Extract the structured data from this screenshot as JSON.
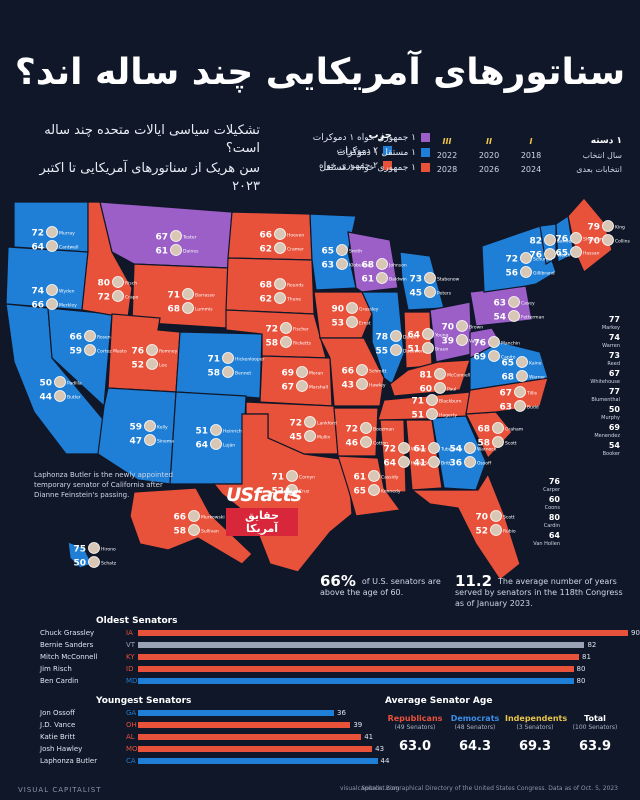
{
  "title": "سناتورهای آمریکایی چند ساله اند؟",
  "subtitle": {
    "line1": "تشکیلات سیاسی ایالات متحده چند ساله است؟",
    "line2": "سن هریک از سناتورهای آمریکایی تا اکتبر ۲۰۲۳"
  },
  "legend": {
    "party_heading": "حزب",
    "party": [
      {
        "label": "۲ دموکرات",
        "color": "#1f7fd6"
      },
      {
        "label": "۲ جمهوری خواه",
        "color": "#e8513a"
      }
    ],
    "mixed": [
      {
        "label": "۱ جمهوری خواه ۱ دموکرات",
        "color": "#9b5fc7"
      },
      {
        "label": "۱ مستقل ۱ دموکرات",
        "color": "#1f7fd6"
      },
      {
        "label": "۱ جمهوری خواه ۱ مستقل",
        "color": "#e8513a"
      }
    ]
  },
  "classes": {
    "heading": "۱ دسته",
    "romans": [
      "I",
      "II",
      "III"
    ],
    "row1_label": "سال انتخاب",
    "row1": [
      "2018",
      "2020",
      "2022"
    ],
    "row2_label": "انتخابات بعدی",
    "row2": [
      "2024",
      "2026",
      "2028"
    ]
  },
  "map_states": [
    {
      "name": "WA",
      "party": "dem",
      "ages": [
        "72",
        "64"
      ],
      "names": [
        "Murray",
        "Cantwell"
      ]
    },
    {
      "name": "OR",
      "party": "dem",
      "ages": [
        "74",
        "66"
      ],
      "names": [
        "Wyden",
        "Merkley"
      ]
    },
    {
      "name": "CA",
      "party": "dem",
      "ages": [
        "50",
        "44"
      ],
      "names": [
        "Padilla",
        "Butler"
      ]
    },
    {
      "name": "NV",
      "party": "dem",
      "ages": [
        "66",
        "59"
      ],
      "names": [
        "Rosen",
        "Cortez Masto"
      ]
    },
    {
      "name": "ID",
      "party": "rep",
      "ages": [
        "80",
        "72"
      ],
      "names": [
        "Risch",
        "Crapo"
      ]
    },
    {
      "name": "MT",
      "party": "mixed",
      "ages": [
        "67",
        "61"
      ],
      "names": [
        "Tester",
        "Daines"
      ]
    },
    {
      "name": "WY",
      "party": "rep",
      "ages": [
        "71",
        "68"
      ],
      "names": [
        "Barrasso",
        "Lummis"
      ]
    },
    {
      "name": "UT",
      "party": "rep",
      "ages": [
        "76",
        "52"
      ],
      "names": [
        "Romney",
        "Lee"
      ]
    },
    {
      "name": "AZ",
      "party": "ind-dem",
      "ages": [
        "59",
        "47"
      ],
      "names": [
        "Kelly",
        "Sinema"
      ]
    },
    {
      "name": "CO",
      "party": "dem",
      "ages": [
        "71",
        "58"
      ],
      "names": [
        "Hickenlooper",
        "Bennet"
      ]
    },
    {
      "name": "NM",
      "party": "dem",
      "ages": [
        "51",
        "64"
      ],
      "names": [
        "Heinrich",
        "Luján"
      ]
    },
    {
      "name": "ND",
      "party": "rep",
      "ages": [
        "66",
        "62"
      ],
      "names": [
        "Hoeven",
        "Cramer"
      ]
    },
    {
      "name": "SD",
      "party": "rep",
      "ages": [
        "68",
        "62"
      ],
      "names": [
        "Rounds",
        "Thune"
      ]
    },
    {
      "name": "NE",
      "party": "rep",
      "ages": [
        "72",
        "58"
      ],
      "names": [
        "Fischer",
        "Ricketts"
      ]
    },
    {
      "name": "KS",
      "party": "rep",
      "ages": [
        "69",
        "67"
      ],
      "names": [
        "Moran",
        "Marshall"
      ]
    },
    {
      "name": "OK",
      "party": "rep",
      "ages": [
        "72",
        "45"
      ],
      "names": [
        "Lankford",
        "Mullin"
      ]
    },
    {
      "name": "TX",
      "party": "rep",
      "ages": [
        "71",
        "52"
      ],
      "names": [
        "Cornyn",
        "Cruz"
      ]
    },
    {
      "name": "MN",
      "party": "dem",
      "ages": [
        "65",
        "63"
      ],
      "names": [
        "Smith",
        "Klobuchar"
      ]
    },
    {
      "name": "IA",
      "party": "rep",
      "ages": [
        "90",
        "53"
      ],
      "names": [
        "Grassley",
        "Ernst"
      ]
    },
    {
      "name": "MO",
      "party": "rep",
      "ages": [
        "66",
        "43"
      ],
      "names": [
        "Schmitt",
        "Hawley"
      ]
    },
    {
      "name": "AR",
      "party": "rep",
      "ages": [
        "72",
        "46"
      ],
      "names": [
        "Boozman",
        "Cotton"
      ]
    },
    {
      "name": "LA",
      "party": "rep",
      "ages": [
        "61",
        "65"
      ],
      "names": [
        "Cassidy",
        "Kennedy"
      ]
    },
    {
      "name": "WI",
      "party": "mixed",
      "ages": [
        "68",
        "61"
      ],
      "names": [
        "Johnson",
        "Baldwin"
      ]
    },
    {
      "name": "IL",
      "party": "dem",
      "ages": [
        "78",
        "55"
      ],
      "names": [
        "Durbin",
        "Duckworth"
      ]
    },
    {
      "name": "MI",
      "party": "dem",
      "ages": [
        "73",
        "45"
      ],
      "names": [
        "Stabenow",
        "Peters"
      ]
    },
    {
      "name": "IN",
      "party": "rep",
      "ages": [
        "64",
        "51"
      ],
      "names": [
        "Young",
        "Braun"
      ]
    },
    {
      "name": "OH",
      "party": "mixed",
      "ages": [
        "70",
        "39"
      ],
      "names": [
        "Brown",
        "Vance"
      ]
    },
    {
      "name": "KY",
      "party": "rep",
      "ages": [
        "81",
        "60"
      ],
      "names": [
        "McConnell",
        "Paul"
      ]
    },
    {
      "name": "TN",
      "party": "rep",
      "ages": [
        "71",
        "51"
      ],
      "names": [
        "Blackburn",
        "Hagerty"
      ]
    },
    {
      "name": "MS",
      "party": "rep",
      "ages": [
        "72",
        "64"
      ],
      "names": [
        "Wicker",
        "Hyde-Smith"
      ]
    },
    {
      "name": "AL",
      "party": "rep",
      "ages": [
        "61",
        "41"
      ],
      "names": [
        "Tuberville",
        "Britt"
      ]
    },
    {
      "name": "GA",
      "party": "dem",
      "ages": [
        "54",
        "36"
      ],
      "names": [
        "Warnock",
        "Ossoff"
      ]
    },
    {
      "name": "FL",
      "party": "rep",
      "ages": [
        "70",
        "52"
      ],
      "names": [
        "Scott",
        "Rubio"
      ]
    },
    {
      "name": "SC",
      "party": "rep",
      "ages": [
        "68",
        "58"
      ],
      "names": [
        "Graham",
        "Scott"
      ]
    },
    {
      "name": "NC",
      "party": "rep",
      "ages": [
        "67",
        "63"
      ],
      "names": [
        "Tillis",
        "Budd"
      ]
    },
    {
      "name": "VA",
      "party": "dem",
      "ages": [
        "65",
        "68"
      ],
      "names": [
        "Kaine",
        "Warner"
      ]
    },
    {
      "name": "WV",
      "party": "mixed",
      "ages": [
        "76",
        "69"
      ],
      "names": [
        "Manchin",
        "Capito"
      ]
    },
    {
      "name": "PA",
      "party": "mixed",
      "ages": [
        "63",
        "54"
      ],
      "names": [
        "Casey",
        "Fetterman"
      ]
    },
    {
      "name": "NY",
      "party": "dem",
      "ages": [
        "72",
        "56"
      ],
      "names": [
        "Schumer",
        "Gillibrand"
      ]
    },
    {
      "name": "ME",
      "party": "ind-rep",
      "ages": [
        "79",
        "70"
      ],
      "names": [
        "King",
        "Collins"
      ]
    },
    {
      "name": "VT",
      "party": "ind-dem",
      "ages": [
        "82",
        "76"
      ],
      "names": [
        "Sanders",
        "Welch"
      ]
    },
    {
      "name": "NH",
      "party": "dem",
      "ages": [
        "76",
        "65"
      ],
      "names": [
        "Shaheen",
        "Hassan"
      ]
    },
    {
      "name": "HI",
      "party": "dem",
      "ages": [
        "75",
        "50"
      ],
      "names": [
        "Hirono",
        "Schatz"
      ]
    },
    {
      "name": "AK",
      "party": "rep",
      "ages": [
        "66",
        "58"
      ],
      "names": [
        "Murkowski",
        "Sullivan"
      ]
    }
  ],
  "east_labels": [
    {
      "age": "77",
      "name": "Markey"
    },
    {
      "age": "74",
      "name": "Warren"
    },
    {
      "age": "73",
      "name": "Reed"
    },
    {
      "age": "67",
      "name": "Whitehouse"
    },
    {
      "age": "77",
      "name": "Blumenthal"
    },
    {
      "age": "50",
      "name": "Murphy"
    },
    {
      "age": "69",
      "name": "Menendez"
    },
    {
      "age": "54",
      "name": "Booker"
    },
    {
      "age": "76",
      "name": "Carper"
    },
    {
      "age": "60",
      "name": "Coons"
    },
    {
      "age": "80",
      "name": "Cardin"
    },
    {
      "age": "64",
      "name": "Van Hollen"
    }
  ],
  "note": "Laphonza Butler is the newly appointed temporary senator of California after Dianne Feinstein's passing.",
  "stats": [
    {
      "value": "66%",
      "text": "of U.S. senators are above the age of 60."
    },
    {
      "value": "11.2",
      "text": "The average number of years served by senators in the 118th Congress as of January 2023."
    }
  ],
  "logo": {
    "brand": "USfacts",
    "arabic": "حقایق آمریکا"
  },
  "chart_data": [
    {
      "type": "bar",
      "title": "Oldest Senators",
      "categories": [
        "Chuck Grassley",
        "Bernie Sanders",
        "Mitch McConnell",
        "Jim Risch",
        "Ben Cardin"
      ],
      "states": [
        "IA",
        "VT",
        "KY",
        "ID",
        "MD"
      ],
      "values": [
        90,
        82,
        81,
        80,
        80
      ],
      "colors": [
        "#e8513a",
        "#9aa3b5",
        "#e8513a",
        "#e8513a",
        "#1f7fd6"
      ],
      "xlim": [
        0,
        90
      ]
    },
    {
      "type": "bar",
      "title": "Youngest Senators",
      "categories": [
        "Jon Ossoff",
        "J.D. Vance",
        "Katie Britt",
        "Josh Hawley",
        "Laphonza Butler"
      ],
      "states": [
        "GA",
        "OH",
        "AL",
        "MO",
        "CA"
      ],
      "values": [
        36,
        39,
        41,
        43,
        44
      ],
      "colors": [
        "#1f7fd6",
        "#e8513a",
        "#e8513a",
        "#e8513a",
        "#1f7fd6"
      ],
      "xlim": [
        0,
        90
      ]
    }
  ],
  "average_age": {
    "title": "Average Senator Age",
    "groups": [
      {
        "name": "Republicans",
        "sub": "(49 Senators)",
        "value": "63.0",
        "color": "#e8513a"
      },
      {
        "name": "Democrats",
        "sub": "(48 Senators)",
        "value": "64.3",
        "color": "#3a8ee6"
      },
      {
        "name": "Independents",
        "sub": "(3 Senators)",
        "value": "69.3",
        "color": "#e9c44a"
      },
      {
        "name": "Total",
        "sub": "(100 Senators)",
        "value": "63.9",
        "color": "#ffffff"
      }
    ]
  },
  "footer": {
    "brand": "VISUAL CAPITALIST",
    "site": "visualcapitalist.com",
    "source": "Source: Biographical Directory of the United States Congress. Data as of Oct. 5, 2023"
  },
  "colors": {
    "dem": "#1f7fd6",
    "rep": "#e8513a",
    "mixed": "#9b5fc7",
    "background": "#0f1729"
  }
}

• [WHAT YOU SHOULD DO]:
Copy every line of the listing that contains the word "ساله".

• [RESPONSE TO THIS TASK]:
  "title": "سناتورهای آمریکایی چند ساله اند؟",
    "line1": "تشکیلات سیاسی ایالات متحده چند ساله است؟",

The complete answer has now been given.